- [PROBLEM]: Go through the records and copy each line where the word "pilote" occurs.

- [MATERIAL TO PROCESS]:
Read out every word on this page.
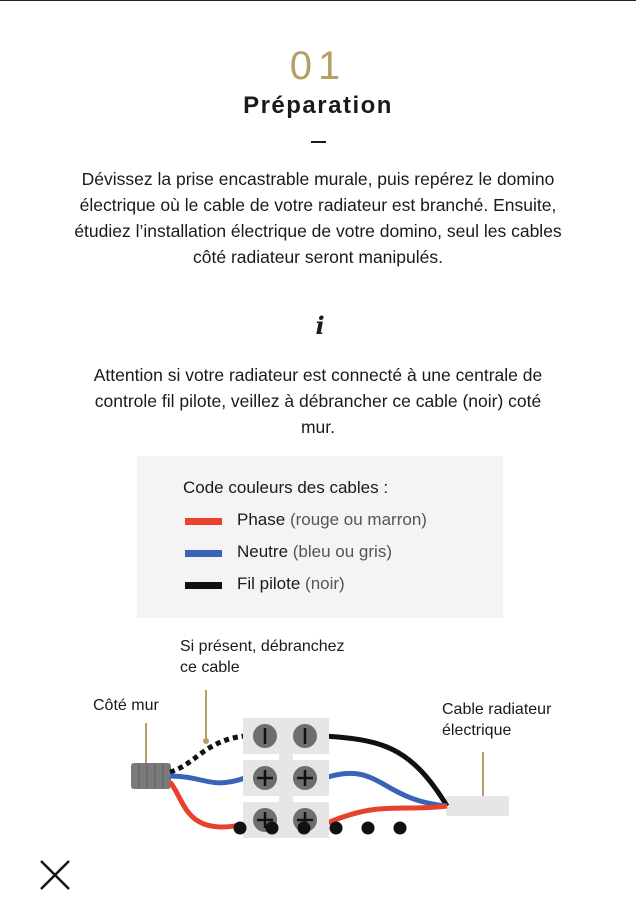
01
Préparation
Dévissez la prise encastrable murale, puis repérez le domino électrique où le cable de votre radiateur est branché. Ensuite, étudiez l’installation électrique de votre domino, seul les cables côté radiateur seront manipulés.
i
Attention si votre radiateur est connecté à une centrale de controle fil pilote, veillez à débrancher ce cable (noir) coté mur.
Code couleurs des cables :
Phase (rouge ou marron)
Neutre (bleu ou gris)
Fil pilote (noir)
Si présent, débranchez
ce cable
Côté mur	Cable radiateur
électrique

- [REPLY]:
Attention si votre radiateur est connecté à une centrale de controle fil pilote, veillez à débrancher ce cable (noir) coté mur.
Fil pilote (noir)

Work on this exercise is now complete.